begin Material supplied

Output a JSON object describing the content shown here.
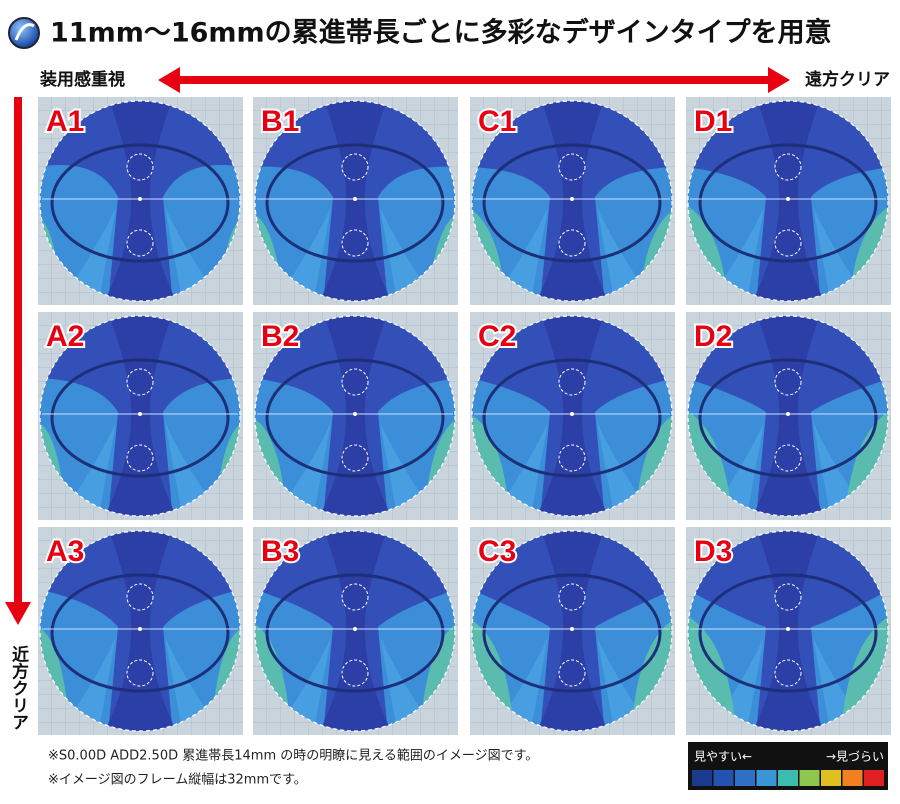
{
  "header": {
    "title": "11mm〜16mmの累進帯長ごとに多彩なデザインタイプを用意"
  },
  "axes": {
    "horizontal": {
      "left": "装用感重視",
      "right": "遠方クリア"
    },
    "vertical": {
      "bottom": "近方クリア"
    }
  },
  "grid": {
    "rows": [
      [
        "A1",
        "B1",
        "C1",
        "D1"
      ],
      [
        "A2",
        "B2",
        "C2",
        "D2"
      ],
      [
        "A3",
        "B3",
        "C3",
        "D3"
      ]
    ]
  },
  "notes": [
    "※S0.00D ADD2.50D 累進帯長14mm の時の明瞭に見える範囲のイメージ図です。",
    "※イメージ図のフレーム縦幅は32mmです。"
  ],
  "legend": {
    "left": "見やすい←",
    "right": "→見づらい"
  }
}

end Material supplied

**What is needed**.
Copy each line in full and exactly, omitting any picture.

**Solution for this task**.
Output a JSON object describing the content shown here.
{
  "header": {
    "title": "11mm〜16mmの累進帯長ごとに多彩なデザインタイプを用意"
  },
  "axes": {
    "horizontal": {
      "left": "装用感重視",
      "right": "遠方クリア"
    },
    "vertical": {
      "bottom": "近方クリア"
    }
  },
  "grid": {
    "rows": [
      [
        "A1",
        "B1",
        "C1",
        "D1"
      ],
      [
        "A2",
        "B2",
        "C2",
        "D2"
      ],
      [
        "A3",
        "B3",
        "C3",
        "D3"
      ]
    ]
  },
  "notes": [
    "※S0.00D ADD2.50D 累進帯長14mm の時の明瞭に見える範囲のイメージ図です。",
    "※イメージ図のフレーム縦幅は32mmです。"
  ],
  "legend": {
    "left": "見やすい←",
    "right": "→見づらい"
  }
}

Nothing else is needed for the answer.